→ Records supplied:
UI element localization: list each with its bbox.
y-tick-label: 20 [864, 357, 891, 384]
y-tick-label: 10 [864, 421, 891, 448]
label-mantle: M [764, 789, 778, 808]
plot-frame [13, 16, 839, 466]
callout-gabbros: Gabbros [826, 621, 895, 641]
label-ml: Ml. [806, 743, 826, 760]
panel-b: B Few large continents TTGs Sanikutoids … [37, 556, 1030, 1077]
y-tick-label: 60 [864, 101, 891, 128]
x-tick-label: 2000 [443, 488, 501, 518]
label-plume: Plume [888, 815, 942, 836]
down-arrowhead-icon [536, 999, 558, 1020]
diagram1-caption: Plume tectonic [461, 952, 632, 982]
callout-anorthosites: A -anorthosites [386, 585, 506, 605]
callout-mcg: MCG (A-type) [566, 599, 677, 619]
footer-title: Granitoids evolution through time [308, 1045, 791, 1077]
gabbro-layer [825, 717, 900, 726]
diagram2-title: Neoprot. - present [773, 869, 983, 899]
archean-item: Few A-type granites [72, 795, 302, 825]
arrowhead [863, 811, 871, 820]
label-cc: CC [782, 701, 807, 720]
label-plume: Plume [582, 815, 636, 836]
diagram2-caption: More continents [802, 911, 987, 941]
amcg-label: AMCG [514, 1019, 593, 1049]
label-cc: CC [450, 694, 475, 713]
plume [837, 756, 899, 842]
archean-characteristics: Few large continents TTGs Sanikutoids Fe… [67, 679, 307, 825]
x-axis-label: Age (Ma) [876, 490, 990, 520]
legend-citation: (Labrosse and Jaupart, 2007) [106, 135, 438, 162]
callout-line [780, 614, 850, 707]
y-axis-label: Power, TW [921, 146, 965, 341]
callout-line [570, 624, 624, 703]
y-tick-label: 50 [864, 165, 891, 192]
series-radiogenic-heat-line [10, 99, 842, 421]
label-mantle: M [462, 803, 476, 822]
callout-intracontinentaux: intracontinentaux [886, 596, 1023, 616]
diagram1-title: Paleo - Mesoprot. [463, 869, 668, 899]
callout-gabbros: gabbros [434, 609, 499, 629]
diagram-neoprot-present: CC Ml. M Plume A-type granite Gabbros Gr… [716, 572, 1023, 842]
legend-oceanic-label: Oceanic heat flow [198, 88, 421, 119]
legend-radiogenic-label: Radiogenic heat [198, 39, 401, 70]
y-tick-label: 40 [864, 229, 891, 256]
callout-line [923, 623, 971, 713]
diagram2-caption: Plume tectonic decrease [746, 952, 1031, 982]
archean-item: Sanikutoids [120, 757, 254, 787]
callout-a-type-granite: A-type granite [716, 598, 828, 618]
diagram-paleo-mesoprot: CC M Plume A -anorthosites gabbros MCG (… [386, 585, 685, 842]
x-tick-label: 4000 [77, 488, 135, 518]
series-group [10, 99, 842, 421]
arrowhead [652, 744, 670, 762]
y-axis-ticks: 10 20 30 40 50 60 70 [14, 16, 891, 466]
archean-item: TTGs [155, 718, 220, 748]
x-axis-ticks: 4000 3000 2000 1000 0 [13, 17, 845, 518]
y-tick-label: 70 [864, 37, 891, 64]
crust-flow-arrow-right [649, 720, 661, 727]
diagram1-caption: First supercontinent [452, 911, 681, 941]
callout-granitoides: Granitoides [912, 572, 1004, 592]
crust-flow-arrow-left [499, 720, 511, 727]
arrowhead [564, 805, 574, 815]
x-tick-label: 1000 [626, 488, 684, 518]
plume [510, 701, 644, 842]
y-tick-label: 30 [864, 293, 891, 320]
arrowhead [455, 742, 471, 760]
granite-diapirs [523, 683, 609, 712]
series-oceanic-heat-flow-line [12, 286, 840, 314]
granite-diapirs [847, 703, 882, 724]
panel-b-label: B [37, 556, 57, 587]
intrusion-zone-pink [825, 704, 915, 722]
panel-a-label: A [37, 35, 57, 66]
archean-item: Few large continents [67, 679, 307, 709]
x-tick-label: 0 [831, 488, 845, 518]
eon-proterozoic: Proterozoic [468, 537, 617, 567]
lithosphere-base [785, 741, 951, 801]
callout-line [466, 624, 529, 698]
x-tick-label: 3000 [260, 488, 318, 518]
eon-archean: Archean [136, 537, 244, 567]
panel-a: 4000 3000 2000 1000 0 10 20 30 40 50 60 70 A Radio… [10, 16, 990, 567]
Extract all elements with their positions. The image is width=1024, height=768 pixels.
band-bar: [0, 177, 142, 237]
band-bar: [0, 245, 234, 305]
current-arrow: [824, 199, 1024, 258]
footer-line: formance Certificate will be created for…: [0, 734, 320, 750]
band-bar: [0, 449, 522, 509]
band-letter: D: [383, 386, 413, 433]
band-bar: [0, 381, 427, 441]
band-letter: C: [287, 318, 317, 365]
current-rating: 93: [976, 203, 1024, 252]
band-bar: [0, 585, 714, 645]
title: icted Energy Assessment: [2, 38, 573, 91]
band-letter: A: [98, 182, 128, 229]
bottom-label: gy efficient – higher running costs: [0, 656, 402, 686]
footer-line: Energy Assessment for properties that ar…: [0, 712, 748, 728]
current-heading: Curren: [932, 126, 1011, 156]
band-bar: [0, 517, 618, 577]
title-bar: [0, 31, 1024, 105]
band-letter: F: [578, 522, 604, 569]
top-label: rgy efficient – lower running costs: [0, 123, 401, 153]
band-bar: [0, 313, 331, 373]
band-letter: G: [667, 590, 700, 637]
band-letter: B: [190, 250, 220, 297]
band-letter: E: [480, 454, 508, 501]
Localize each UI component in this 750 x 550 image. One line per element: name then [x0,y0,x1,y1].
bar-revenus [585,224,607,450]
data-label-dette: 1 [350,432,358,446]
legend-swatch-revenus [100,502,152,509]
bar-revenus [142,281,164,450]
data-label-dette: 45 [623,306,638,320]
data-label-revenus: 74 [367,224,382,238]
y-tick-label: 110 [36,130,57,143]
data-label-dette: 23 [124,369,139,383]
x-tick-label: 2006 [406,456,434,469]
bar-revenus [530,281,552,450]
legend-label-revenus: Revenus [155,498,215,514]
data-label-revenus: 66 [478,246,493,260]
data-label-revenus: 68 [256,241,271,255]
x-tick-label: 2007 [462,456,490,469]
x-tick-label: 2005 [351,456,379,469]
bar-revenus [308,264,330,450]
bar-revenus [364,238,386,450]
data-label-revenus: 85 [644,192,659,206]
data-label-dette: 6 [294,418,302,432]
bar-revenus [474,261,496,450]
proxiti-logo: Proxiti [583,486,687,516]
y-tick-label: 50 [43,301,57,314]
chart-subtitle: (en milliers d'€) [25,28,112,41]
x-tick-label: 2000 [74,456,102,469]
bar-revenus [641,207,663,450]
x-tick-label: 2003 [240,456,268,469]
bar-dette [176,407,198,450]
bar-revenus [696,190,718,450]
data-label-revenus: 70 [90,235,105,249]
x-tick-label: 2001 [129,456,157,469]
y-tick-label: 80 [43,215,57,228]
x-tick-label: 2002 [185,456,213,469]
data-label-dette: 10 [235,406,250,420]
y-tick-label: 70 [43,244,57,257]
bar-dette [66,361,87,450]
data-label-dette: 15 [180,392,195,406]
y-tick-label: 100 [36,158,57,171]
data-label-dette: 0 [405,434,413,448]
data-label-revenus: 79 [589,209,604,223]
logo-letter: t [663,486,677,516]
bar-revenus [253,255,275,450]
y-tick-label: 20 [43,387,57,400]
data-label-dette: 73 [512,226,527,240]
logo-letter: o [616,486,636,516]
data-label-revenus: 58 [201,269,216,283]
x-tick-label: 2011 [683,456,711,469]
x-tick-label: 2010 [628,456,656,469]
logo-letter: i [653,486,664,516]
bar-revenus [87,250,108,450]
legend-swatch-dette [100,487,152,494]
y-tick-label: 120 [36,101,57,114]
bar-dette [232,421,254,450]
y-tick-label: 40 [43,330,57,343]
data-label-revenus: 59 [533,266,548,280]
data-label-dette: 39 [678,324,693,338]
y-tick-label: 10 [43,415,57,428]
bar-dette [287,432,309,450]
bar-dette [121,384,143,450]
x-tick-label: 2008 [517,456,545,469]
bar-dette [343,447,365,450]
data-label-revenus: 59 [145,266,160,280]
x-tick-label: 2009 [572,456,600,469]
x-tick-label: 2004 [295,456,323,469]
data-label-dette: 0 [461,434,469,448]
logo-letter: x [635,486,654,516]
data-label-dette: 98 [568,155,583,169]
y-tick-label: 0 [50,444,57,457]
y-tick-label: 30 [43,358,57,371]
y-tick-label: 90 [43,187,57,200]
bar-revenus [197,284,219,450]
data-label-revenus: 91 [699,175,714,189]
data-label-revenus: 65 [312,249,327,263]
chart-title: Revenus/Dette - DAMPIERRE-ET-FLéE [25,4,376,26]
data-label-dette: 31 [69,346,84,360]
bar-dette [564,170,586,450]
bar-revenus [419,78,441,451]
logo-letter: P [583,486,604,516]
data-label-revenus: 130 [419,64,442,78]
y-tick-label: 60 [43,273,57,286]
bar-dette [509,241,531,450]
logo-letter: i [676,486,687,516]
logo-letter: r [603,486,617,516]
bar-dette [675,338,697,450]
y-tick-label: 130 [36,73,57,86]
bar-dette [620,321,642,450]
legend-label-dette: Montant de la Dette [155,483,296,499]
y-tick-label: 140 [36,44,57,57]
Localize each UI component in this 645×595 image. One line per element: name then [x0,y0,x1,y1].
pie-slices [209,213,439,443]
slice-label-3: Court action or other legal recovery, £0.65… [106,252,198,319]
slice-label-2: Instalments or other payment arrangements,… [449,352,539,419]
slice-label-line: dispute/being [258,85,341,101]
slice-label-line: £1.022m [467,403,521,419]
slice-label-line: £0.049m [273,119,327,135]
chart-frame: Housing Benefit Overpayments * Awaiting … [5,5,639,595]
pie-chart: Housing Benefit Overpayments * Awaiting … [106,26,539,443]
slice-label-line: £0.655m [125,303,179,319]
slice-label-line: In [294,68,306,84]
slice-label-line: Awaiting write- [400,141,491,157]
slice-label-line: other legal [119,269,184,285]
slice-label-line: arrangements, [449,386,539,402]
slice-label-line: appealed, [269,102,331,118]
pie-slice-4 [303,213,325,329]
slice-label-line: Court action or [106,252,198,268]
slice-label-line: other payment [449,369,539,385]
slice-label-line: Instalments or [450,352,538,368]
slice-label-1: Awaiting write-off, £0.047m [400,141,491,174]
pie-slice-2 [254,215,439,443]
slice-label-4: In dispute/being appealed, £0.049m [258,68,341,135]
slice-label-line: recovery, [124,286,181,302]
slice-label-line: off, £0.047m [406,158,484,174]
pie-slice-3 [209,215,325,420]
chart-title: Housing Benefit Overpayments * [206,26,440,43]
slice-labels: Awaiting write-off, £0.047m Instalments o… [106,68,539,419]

→ To be done:
Copy out every line of the entries from the first one down to the line containing "amcg-label: AMCG [514, 1019, 593, 1049]", including both of those lines.

→ Written answer:
UI element localization: list each with its bbox.
y-tick-label: 20 [864, 357, 891, 384]
y-tick-label: 10 [864, 421, 891, 448]
label-mantle: M [764, 789, 778, 808]
plot-frame [13, 16, 839, 466]
callout-gabbros: Gabbros [826, 621, 895, 641]
label-ml: Ml. [806, 743, 826, 760]
panel-b: B Few large continents TTGs Sanikutoids … [37, 556, 1030, 1077]
y-tick-label: 60 [864, 101, 891, 128]
x-tick-label: 2000 [443, 488, 501, 518]
label-plume: Plume [888, 815, 942, 836]
down-arrowhead-icon [536, 999, 558, 1020]
diagram1-caption: Plume tectonic [461, 952, 632, 982]
callout-anorthosites: A -anorthosites [386, 585, 506, 605]
callout-mcg: MCG (A-type) [566, 599, 677, 619]
footer-title: Granitoids evolution through time [308, 1045, 791, 1077]
gabbro-layer [825, 717, 900, 726]
diagram2-title: Neoprot. - present [773, 869, 983, 899]
archean-item: Few A-type granites [72, 795, 302, 825]
arrowhead [863, 811, 871, 820]
label-cc: CC [782, 701, 807, 720]
label-plume: Plume [582, 815, 636, 836]
diagram2-caption: More continents [802, 911, 987, 941]
amcg-label: AMCG [514, 1019, 593, 1049]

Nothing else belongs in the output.